• _What you are asked to do_
Without including any pictures, write out the listing below exactly.

Stored entries
-- start --
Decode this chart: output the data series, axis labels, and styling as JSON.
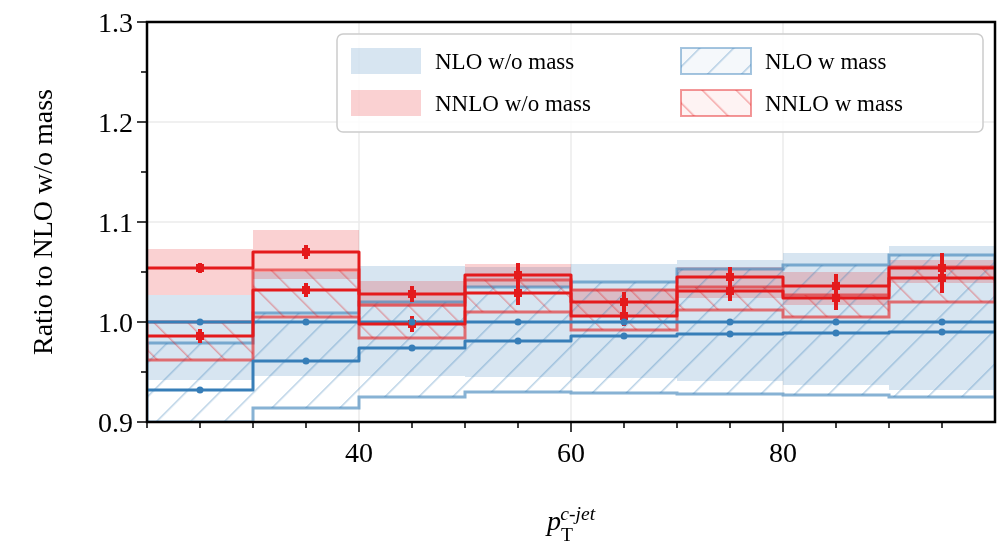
{
  "chart_data": {
    "type": "line",
    "xlabel": "p$_{T}$$^{c-jet}$",
    "ylabel": "Ratio to NLO w/o mass",
    "xlim": [
      20,
      100
    ],
    "ylim": [
      0.9,
      1.3
    ],
    "xticks": [
      {
        "value": 20,
        "label": null
      },
      {
        "value": 25,
        "label": null
      },
      {
        "value": 30,
        "label": null
      },
      {
        "value": 35,
        "label": null
      },
      40,
      {
        "value": 45,
        "label": null
      },
      {
        "value": 50,
        "label": null
      },
      {
        "value": 55,
        "label": null
      },
      60,
      {
        "value": 65,
        "label": null
      },
      {
        "value": 70,
        "label": null
      },
      {
        "value": 75,
        "label": null
      },
      80,
      {
        "value": 85,
        "label": null
      },
      {
        "value": 90,
        "label": null
      },
      {
        "value": 95,
        "label": null
      }
    ],
    "yticks": [
      0.9,
      {
        "value": 0.95,
        "label": null
      },
      {
        "value": 1,
        "label": "1.0"
      },
      {
        "value": 1.05,
        "label": null
      },
      1.1,
      {
        "value": 1.15,
        "label": null
      },
      1.2,
      {
        "value": 1.25,
        "label": null
      },
      1.3
    ],
    "grid": true,
    "legend": "top right",
    "series": [
      {
        "name": "NLO w/o mass",
        "color": "#377eb8",
        "x": [
          20,
          30,
          30,
          40,
          40,
          50,
          50,
          60,
          60,
          70,
          70,
          80,
          80,
          90,
          90,
          100
        ],
        "values": [
          1.0,
          1.0,
          1.0,
          1.0,
          1.0,
          1.0,
          1.0,
          1.0,
          1.0,
          1.0,
          1.0,
          1.0,
          1.0,
          1.0,
          1.0,
          1.0
        ],
        "lower": [
          0.942,
          0.942,
          0.946,
          0.946,
          0.946,
          0.946,
          0.945,
          0.945,
          0.944,
          0.944,
          0.941,
          0.941,
          0.937,
          0.937,
          0.932,
          0.932
        ],
        "upper": [
          1.027,
          1.027,
          1.05,
          1.05,
          1.056,
          1.056,
          1.055,
          1.055,
          1.058,
          1.058,
          1.062,
          1.062,
          1.069,
          1.069,
          1.076,
          1.076
        ]
      },
      {
        "name": "NNLO w/o mass",
        "color": "#e41a1c",
        "x": [
          20,
          30,
          30,
          40,
          40,
          50,
          50,
          60,
          60,
          70,
          70,
          80,
          80,
          90,
          90,
          100
        ],
        "values": [
          1.054,
          1.054,
          1.07,
          1.07,
          1.028,
          1.028,
          1.047,
          1.047,
          1.02,
          1.02,
          1.045,
          1.045,
          1.036,
          1.036,
          1.054,
          1.054
        ],
        "lower": [
          1.027,
          1.027,
          1.043,
          1.043,
          1.015,
          1.015,
          1.035,
          1.035,
          1.005,
          1.005,
          1.024,
          1.024,
          1.017,
          1.017,
          1.039,
          1.039
        ],
        "upper": [
          1.073,
          1.073,
          1.092,
          1.092,
          1.041,
          1.041,
          1.058,
          1.058,
          1.033,
          1.033,
          1.055,
          1.055,
          1.05,
          1.05,
          1.062,
          1.062
        ]
      },
      {
        "name": "NLO w mass",
        "color": "#377eb8",
        "x": [
          20,
          30,
          30,
          40,
          40,
          50,
          50,
          60,
          60,
          70,
          70,
          80,
          80,
          90,
          90,
          100
        ],
        "values": [
          0.932,
          0.932,
          0.961,
          0.961,
          0.974,
          0.974,
          0.981,
          0.981,
          0.986,
          0.986,
          0.988,
          0.988,
          0.989,
          0.989,
          0.99,
          0.99
        ],
        "lower": [
          0.9,
          0.9,
          0.914,
          0.914,
          0.925,
          0.925,
          0.93,
          0.93,
          0.929,
          0.929,
          0.928,
          0.928,
          0.927,
          0.927,
          0.925,
          0.925
        ],
        "upper": [
          0.979,
          0.979,
          1.009,
          1.009,
          1.02,
          1.02,
          1.035,
          1.035,
          1.04,
          1.04,
          1.053,
          1.053,
          1.057,
          1.057,
          1.067,
          1.067
        ]
      },
      {
        "name": "NNLO w mass",
        "color": "#e41a1c",
        "x": [
          20,
          30,
          30,
          40,
          40,
          50,
          50,
          60,
          60,
          70,
          70,
          80,
          80,
          90,
          90,
          100
        ],
        "values": [
          0.986,
          0.986,
          1.032,
          1.032,
          0.998,
          0.998,
          1.029,
          1.029,
          1.006,
          1.006,
          1.031,
          1.031,
          1.024,
          1.024,
          1.044,
          1.044
        ],
        "lower": [
          0.962,
          0.962,
          1.005,
          1.005,
          0.984,
          0.984,
          1.01,
          1.01,
          0.992,
          0.992,
          1.012,
          1.012,
          1.005,
          1.005,
          1.02,
          1.02
        ],
        "upper": [
          1.0,
          1.0,
          1.052,
          1.052,
          1.017,
          1.017,
          1.042,
          1.042,
          1.032,
          1.032,
          1.035,
          1.035,
          1.027,
          1.027,
          1.055,
          1.055
        ]
      },
      {
        "type": "scatter",
        "color": "#e41a1c",
        "marker": "square",
        "x": [
          25,
          35,
          45,
          55,
          65,
          75,
          85,
          95
        ],
        "values": [
          1.054,
          1.07,
          1.028,
          1.047,
          1.02,
          1.045,
          1.036,
          1.054
        ],
        "errors": [
          0.005,
          0.007,
          0.008,
          0.012,
          0.01,
          0.01,
          0.012,
          0.015
        ]
      },
      {
        "type": "scatter",
        "color": "#e41a1c",
        "marker": "square",
        "x": [
          25,
          35,
          45,
          55,
          65,
          75,
          85,
          95
        ],
        "values": [
          0.986,
          1.032,
          0.998,
          1.029,
          1.006,
          1.031,
          1.024,
          1.044
        ],
        "errors": [
          0.007,
          0.007,
          0.008,
          0.012,
          0.01,
          0.01,
          0.012,
          0.015
        ]
      },
      {
        "type": "scatter",
        "color": "#377eb8",
        "marker": "circle",
        "x": [
          25,
          35,
          45,
          55,
          65,
          75,
          85,
          95
        ],
        "values": [
          1.0,
          1.0,
          1.0,
          1.0,
          1.0,
          1.0,
          1.0,
          1.0
        ]
      },
      {
        "type": "scatter",
        "color": "#377eb8",
        "marker": "circle",
        "x": [
          25,
          35,
          45,
          55,
          65,
          75,
          85,
          95
        ],
        "values": [
          0.932,
          0.961,
          0.974,
          0.981,
          0.986,
          0.988,
          0.989,
          0.99
        ]
      }
    ]
  }
}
-- end --
• _The result_
Decode this chart: output the data series, axis labels, and styling as JSON.
{
  "chart_data": {
    "type": "line",
    "xlabel": "p$_{T}$$^{c-jet}$",
    "ylabel": "Ratio to NLO w/o mass",
    "xlim": [
      20,
      100
    ],
    "ylim": [
      0.9,
      1.3
    ],
    "xticks": [
      {
        "value": 20,
        "label": null
      },
      {
        "value": 25,
        "label": null
      },
      {
        "value": 30,
        "label": null
      },
      {
        "value": 35,
        "label": null
      },
      40,
      {
        "value": 45,
        "label": null
      },
      {
        "value": 50,
        "label": null
      },
      {
        "value": 55,
        "label": null
      },
      60,
      {
        "value": 65,
        "label": null
      },
      {
        "value": 70,
        "label": null
      },
      {
        "value": 75,
        "label": null
      },
      80,
      {
        "value": 85,
        "label": null
      },
      {
        "value": 90,
        "label": null
      },
      {
        "value": 95,
        "label": null
      }
    ],
    "yticks": [
      0.9,
      {
        "value": 0.95,
        "label": null
      },
      {
        "value": 1,
        "label": "1.0"
      },
      {
        "value": 1.05,
        "label": null
      },
      1.1,
      {
        "value": 1.15,
        "label": null
      },
      1.2,
      {
        "value": 1.25,
        "label": null
      },
      1.3
    ],
    "grid": true,
    "legend": "top right",
    "series": [
      {
        "name": "NLO w/o mass",
        "color": "#377eb8",
        "x": [
          20,
          30,
          30,
          40,
          40,
          50,
          50,
          60,
          60,
          70,
          70,
          80,
          80,
          90,
          90,
          100
        ],
        "values": [
          1.0,
          1.0,
          1.0,
          1.0,
          1.0,
          1.0,
          1.0,
          1.0,
          1.0,
          1.0,
          1.0,
          1.0,
          1.0,
          1.0,
          1.0,
          1.0
        ],
        "lower": [
          0.942,
          0.942,
          0.946,
          0.946,
          0.946,
          0.946,
          0.945,
          0.945,
          0.944,
          0.944,
          0.941,
          0.941,
          0.937,
          0.937,
          0.932,
          0.932
        ],
        "upper": [
          1.027,
          1.027,
          1.05,
          1.05,
          1.056,
          1.056,
          1.055,
          1.055,
          1.058,
          1.058,
          1.062,
          1.062,
          1.069,
          1.069,
          1.076,
          1.076
        ]
      },
      {
        "name": "NNLO w/o mass",
        "color": "#e41a1c",
        "x": [
          20,
          30,
          30,
          40,
          40,
          50,
          50,
          60,
          60,
          70,
          70,
          80,
          80,
          90,
          90,
          100
        ],
        "values": [
          1.054,
          1.054,
          1.07,
          1.07,
          1.028,
          1.028,
          1.047,
          1.047,
          1.02,
          1.02,
          1.045,
          1.045,
          1.036,
          1.036,
          1.054,
          1.054
        ],
        "lower": [
          1.027,
          1.027,
          1.043,
          1.043,
          1.015,
          1.015,
          1.035,
          1.035,
          1.005,
          1.005,
          1.024,
          1.024,
          1.017,
          1.017,
          1.039,
          1.039
        ],
        "upper": [
          1.073,
          1.073,
          1.092,
          1.092,
          1.041,
          1.041,
          1.058,
          1.058,
          1.033,
          1.033,
          1.055,
          1.055,
          1.05,
          1.05,
          1.062,
          1.062
        ]
      },
      {
        "name": "NLO w mass",
        "color": "#377eb8",
        "x": [
          20,
          30,
          30,
          40,
          40,
          50,
          50,
          60,
          60,
          70,
          70,
          80,
          80,
          90,
          90,
          100
        ],
        "values": [
          0.932,
          0.932,
          0.961,
          0.961,
          0.974,
          0.974,
          0.981,
          0.981,
          0.986,
          0.986,
          0.988,
          0.988,
          0.989,
          0.989,
          0.99,
          0.99
        ],
        "lower": [
          0.9,
          0.9,
          0.914,
          0.914,
          0.925,
          0.925,
          0.93,
          0.93,
          0.929,
          0.929,
          0.928,
          0.928,
          0.927,
          0.927,
          0.925,
          0.925
        ],
        "upper": [
          0.979,
          0.979,
          1.009,
          1.009,
          1.02,
          1.02,
          1.035,
          1.035,
          1.04,
          1.04,
          1.053,
          1.053,
          1.057,
          1.057,
          1.067,
          1.067
        ]
      },
      {
        "name": "NNLO w mass",
        "color": "#e41a1c",
        "x": [
          20,
          30,
          30,
          40,
          40,
          50,
          50,
          60,
          60,
          70,
          70,
          80,
          80,
          90,
          90,
          100
        ],
        "values": [
          0.986,
          0.986,
          1.032,
          1.032,
          0.998,
          0.998,
          1.029,
          1.029,
          1.006,
          1.006,
          1.031,
          1.031,
          1.024,
          1.024,
          1.044,
          1.044
        ],
        "lower": [
          0.962,
          0.962,
          1.005,
          1.005,
          0.984,
          0.984,
          1.01,
          1.01,
          0.992,
          0.992,
          1.012,
          1.012,
          1.005,
          1.005,
          1.02,
          1.02
        ],
        "upper": [
          1.0,
          1.0,
          1.052,
          1.052,
          1.017,
          1.017,
          1.042,
          1.042,
          1.032,
          1.032,
          1.035,
          1.035,
          1.027,
          1.027,
          1.055,
          1.055
        ]
      },
      {
        "type": "scatter",
        "color": "#e41a1c",
        "marker": "square",
        "x": [
          25,
          35,
          45,
          55,
          65,
          75,
          85,
          95
        ],
        "values": [
          1.054,
          1.07,
          1.028,
          1.047,
          1.02,
          1.045,
          1.036,
          1.054
        ],
        "errors": [
          0.005,
          0.007,
          0.008,
          0.012,
          0.01,
          0.01,
          0.012,
          0.015
        ]
      },
      {
        "type": "scatter",
        "color": "#e41a1c",
        "marker": "square",
        "x": [
          25,
          35,
          45,
          55,
          65,
          75,
          85,
          95
        ],
        "values": [
          0.986,
          1.032,
          0.998,
          1.029,
          1.006,
          1.031,
          1.024,
          1.044
        ],
        "errors": [
          0.007,
          0.007,
          0.008,
          0.012,
          0.01,
          0.01,
          0.012,
          0.015
        ]
      },
      {
        "type": "scatter",
        "color": "#377eb8",
        "marker": "circle",
        "x": [
          25,
          35,
          45,
          55,
          65,
          75,
          85,
          95
        ],
        "values": [
          1.0,
          1.0,
          1.0,
          1.0,
          1.0,
          1.0,
          1.0,
          1.0
        ]
      },
      {
        "type": "scatter",
        "color": "#377eb8",
        "marker": "circle",
        "x": [
          25,
          35,
          45,
          55,
          65,
          75,
          85,
          95
        ],
        "values": [
          0.932,
          0.961,
          0.974,
          0.981,
          0.986,
          0.988,
          0.989,
          0.99
        ]
      }
    ]
  }
}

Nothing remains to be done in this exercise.